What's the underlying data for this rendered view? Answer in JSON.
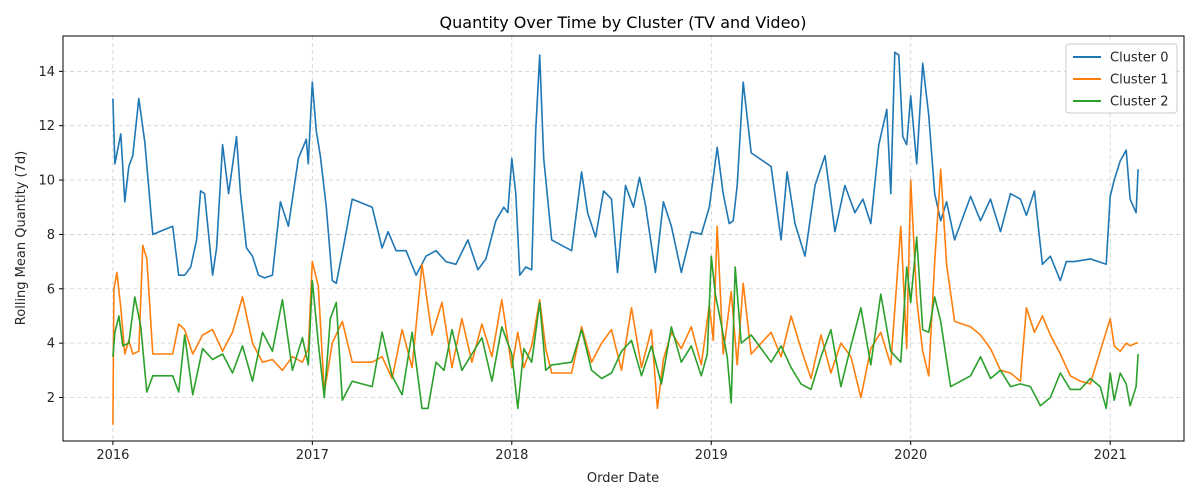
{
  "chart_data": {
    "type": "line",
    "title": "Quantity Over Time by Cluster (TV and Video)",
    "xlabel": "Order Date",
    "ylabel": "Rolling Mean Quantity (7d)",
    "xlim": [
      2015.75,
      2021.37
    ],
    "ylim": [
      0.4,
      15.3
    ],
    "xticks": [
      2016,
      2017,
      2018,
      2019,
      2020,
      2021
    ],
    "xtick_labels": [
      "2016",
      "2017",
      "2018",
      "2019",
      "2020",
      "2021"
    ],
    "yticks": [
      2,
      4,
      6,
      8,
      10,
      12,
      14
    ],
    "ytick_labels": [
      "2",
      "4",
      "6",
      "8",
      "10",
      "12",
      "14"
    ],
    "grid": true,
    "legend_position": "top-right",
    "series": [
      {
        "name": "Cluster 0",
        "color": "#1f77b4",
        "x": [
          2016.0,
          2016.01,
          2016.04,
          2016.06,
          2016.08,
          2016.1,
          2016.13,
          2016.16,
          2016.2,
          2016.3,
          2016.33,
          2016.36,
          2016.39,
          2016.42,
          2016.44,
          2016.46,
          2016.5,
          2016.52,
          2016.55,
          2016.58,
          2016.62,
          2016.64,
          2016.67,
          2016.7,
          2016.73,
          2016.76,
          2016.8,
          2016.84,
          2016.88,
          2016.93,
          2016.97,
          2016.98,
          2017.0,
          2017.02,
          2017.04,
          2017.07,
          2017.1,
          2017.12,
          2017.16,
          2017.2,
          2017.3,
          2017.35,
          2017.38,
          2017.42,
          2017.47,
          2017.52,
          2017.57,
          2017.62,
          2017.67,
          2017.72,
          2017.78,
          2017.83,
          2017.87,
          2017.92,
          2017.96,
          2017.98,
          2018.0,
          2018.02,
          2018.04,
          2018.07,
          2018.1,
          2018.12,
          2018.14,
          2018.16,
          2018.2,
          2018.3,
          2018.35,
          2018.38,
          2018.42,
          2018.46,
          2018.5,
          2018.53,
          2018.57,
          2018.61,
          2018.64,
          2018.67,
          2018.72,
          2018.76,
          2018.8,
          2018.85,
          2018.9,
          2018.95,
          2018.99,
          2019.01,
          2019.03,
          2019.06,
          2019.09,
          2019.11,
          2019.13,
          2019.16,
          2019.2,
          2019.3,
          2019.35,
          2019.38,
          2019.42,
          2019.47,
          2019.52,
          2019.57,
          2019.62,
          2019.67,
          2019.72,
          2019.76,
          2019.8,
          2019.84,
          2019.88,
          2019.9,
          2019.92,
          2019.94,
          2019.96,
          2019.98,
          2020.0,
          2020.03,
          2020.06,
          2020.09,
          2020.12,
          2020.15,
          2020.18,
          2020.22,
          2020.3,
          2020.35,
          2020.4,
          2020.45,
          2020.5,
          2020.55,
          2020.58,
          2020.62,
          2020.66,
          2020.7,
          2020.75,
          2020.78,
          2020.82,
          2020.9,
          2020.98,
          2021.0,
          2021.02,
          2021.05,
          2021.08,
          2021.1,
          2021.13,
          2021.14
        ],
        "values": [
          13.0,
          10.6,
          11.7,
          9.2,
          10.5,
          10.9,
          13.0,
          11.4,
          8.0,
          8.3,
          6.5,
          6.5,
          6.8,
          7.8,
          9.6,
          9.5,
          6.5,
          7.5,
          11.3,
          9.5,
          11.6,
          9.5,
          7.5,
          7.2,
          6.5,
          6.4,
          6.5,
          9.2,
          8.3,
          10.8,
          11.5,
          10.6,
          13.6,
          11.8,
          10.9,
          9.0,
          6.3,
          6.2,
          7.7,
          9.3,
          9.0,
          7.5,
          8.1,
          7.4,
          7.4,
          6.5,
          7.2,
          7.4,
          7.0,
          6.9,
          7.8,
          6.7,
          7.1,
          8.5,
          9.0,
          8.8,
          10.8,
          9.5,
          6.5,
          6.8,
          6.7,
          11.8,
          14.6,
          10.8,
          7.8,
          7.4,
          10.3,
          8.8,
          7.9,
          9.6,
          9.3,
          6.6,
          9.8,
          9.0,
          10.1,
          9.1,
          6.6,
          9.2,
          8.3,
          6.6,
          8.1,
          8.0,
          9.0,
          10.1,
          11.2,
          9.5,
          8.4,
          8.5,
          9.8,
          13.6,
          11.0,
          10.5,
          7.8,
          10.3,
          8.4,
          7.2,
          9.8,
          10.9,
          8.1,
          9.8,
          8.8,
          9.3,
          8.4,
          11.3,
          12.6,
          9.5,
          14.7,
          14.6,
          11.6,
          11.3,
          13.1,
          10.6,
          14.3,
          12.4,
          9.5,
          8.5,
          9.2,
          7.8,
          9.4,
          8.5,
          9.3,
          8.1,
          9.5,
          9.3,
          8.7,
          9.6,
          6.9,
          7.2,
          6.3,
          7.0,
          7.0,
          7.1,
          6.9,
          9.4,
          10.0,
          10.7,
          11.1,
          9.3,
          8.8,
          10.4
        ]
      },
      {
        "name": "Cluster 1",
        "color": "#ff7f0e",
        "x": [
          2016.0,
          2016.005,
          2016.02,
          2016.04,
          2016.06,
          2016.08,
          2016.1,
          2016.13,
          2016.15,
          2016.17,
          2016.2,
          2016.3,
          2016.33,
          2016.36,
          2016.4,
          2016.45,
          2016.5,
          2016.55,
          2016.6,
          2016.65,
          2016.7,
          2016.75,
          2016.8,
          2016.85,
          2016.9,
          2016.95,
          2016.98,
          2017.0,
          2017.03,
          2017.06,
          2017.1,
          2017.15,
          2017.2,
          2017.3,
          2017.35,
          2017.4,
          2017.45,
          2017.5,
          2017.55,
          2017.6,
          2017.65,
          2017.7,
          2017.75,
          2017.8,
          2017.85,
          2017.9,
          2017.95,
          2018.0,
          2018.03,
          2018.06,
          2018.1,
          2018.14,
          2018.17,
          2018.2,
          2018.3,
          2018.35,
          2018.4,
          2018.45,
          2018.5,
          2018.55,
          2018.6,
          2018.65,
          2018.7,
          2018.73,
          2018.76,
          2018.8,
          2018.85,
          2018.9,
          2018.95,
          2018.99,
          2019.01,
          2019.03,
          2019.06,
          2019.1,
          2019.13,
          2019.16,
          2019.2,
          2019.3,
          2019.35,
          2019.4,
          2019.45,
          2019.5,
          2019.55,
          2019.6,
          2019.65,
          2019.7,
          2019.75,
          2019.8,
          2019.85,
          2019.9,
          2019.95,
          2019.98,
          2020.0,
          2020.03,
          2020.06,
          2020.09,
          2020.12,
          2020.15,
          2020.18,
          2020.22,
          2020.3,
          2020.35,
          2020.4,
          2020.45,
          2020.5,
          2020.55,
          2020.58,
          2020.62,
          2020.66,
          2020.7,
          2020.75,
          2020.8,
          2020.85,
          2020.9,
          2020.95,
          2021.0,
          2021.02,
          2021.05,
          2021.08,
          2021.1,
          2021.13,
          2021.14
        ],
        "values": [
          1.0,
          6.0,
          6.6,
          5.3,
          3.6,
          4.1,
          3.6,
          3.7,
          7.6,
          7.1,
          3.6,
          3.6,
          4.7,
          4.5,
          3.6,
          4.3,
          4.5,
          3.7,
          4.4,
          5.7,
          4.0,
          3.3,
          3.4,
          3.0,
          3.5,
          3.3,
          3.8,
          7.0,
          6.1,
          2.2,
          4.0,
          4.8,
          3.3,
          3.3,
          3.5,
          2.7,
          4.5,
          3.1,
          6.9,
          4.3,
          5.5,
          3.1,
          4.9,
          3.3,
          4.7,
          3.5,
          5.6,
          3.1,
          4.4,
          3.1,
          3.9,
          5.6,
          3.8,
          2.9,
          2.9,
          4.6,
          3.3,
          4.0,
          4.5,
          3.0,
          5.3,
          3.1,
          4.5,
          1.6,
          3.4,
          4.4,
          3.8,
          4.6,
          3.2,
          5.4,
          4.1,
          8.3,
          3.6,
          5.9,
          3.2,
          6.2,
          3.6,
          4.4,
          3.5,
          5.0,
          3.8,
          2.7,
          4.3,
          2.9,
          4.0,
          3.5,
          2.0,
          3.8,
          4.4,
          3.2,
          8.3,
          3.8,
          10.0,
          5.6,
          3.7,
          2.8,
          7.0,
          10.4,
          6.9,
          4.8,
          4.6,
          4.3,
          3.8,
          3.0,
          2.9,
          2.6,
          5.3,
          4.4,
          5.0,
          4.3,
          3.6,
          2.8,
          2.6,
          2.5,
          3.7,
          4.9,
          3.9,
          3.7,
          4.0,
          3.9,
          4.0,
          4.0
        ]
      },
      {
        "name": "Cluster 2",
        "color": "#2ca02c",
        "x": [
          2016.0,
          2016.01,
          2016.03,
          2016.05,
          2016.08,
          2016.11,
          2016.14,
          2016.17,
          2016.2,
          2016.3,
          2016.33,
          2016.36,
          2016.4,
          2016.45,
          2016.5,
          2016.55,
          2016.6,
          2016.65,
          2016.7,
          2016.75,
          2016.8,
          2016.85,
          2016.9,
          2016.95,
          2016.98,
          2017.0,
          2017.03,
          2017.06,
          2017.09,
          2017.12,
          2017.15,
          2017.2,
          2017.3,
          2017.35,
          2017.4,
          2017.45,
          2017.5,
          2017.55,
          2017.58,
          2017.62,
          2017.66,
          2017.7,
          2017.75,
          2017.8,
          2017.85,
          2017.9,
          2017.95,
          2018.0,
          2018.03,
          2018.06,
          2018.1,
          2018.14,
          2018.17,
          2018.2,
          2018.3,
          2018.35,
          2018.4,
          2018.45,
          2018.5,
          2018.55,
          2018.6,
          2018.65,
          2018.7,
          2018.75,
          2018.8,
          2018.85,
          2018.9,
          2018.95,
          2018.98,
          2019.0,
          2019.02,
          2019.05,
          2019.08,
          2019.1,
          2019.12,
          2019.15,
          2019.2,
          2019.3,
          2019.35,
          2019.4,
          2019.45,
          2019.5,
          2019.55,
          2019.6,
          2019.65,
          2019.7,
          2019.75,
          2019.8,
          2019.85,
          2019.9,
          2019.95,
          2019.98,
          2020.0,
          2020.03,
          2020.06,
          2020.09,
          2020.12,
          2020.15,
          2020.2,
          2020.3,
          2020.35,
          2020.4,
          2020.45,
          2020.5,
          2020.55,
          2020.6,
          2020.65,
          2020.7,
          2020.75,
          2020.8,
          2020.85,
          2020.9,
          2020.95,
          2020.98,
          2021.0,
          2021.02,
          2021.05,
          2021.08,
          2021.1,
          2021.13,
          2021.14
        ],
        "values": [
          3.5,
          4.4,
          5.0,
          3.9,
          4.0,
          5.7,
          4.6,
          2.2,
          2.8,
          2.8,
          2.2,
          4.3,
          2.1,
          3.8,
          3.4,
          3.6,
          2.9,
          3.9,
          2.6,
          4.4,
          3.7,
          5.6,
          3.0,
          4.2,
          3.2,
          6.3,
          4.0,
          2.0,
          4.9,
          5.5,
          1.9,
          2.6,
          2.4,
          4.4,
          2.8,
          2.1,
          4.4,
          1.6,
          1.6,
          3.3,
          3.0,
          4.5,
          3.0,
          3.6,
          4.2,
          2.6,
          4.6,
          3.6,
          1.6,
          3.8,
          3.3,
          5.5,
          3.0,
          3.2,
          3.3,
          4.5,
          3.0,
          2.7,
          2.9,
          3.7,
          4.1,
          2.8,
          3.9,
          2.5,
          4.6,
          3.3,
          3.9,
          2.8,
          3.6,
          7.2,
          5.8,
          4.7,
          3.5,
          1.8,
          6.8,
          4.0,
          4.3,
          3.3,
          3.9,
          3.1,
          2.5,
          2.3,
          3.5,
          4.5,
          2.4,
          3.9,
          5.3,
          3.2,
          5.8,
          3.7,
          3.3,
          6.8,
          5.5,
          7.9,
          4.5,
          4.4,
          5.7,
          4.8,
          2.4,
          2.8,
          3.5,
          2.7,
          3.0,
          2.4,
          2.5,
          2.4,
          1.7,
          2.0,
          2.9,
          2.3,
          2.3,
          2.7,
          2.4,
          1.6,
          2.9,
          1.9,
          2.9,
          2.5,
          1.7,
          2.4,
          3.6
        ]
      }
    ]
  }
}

◆ GIVEN REQUEST ◆
How many lines of the entries above hold the string "name"? Reply with the number alone.

◆ THE ANSWER ◆
3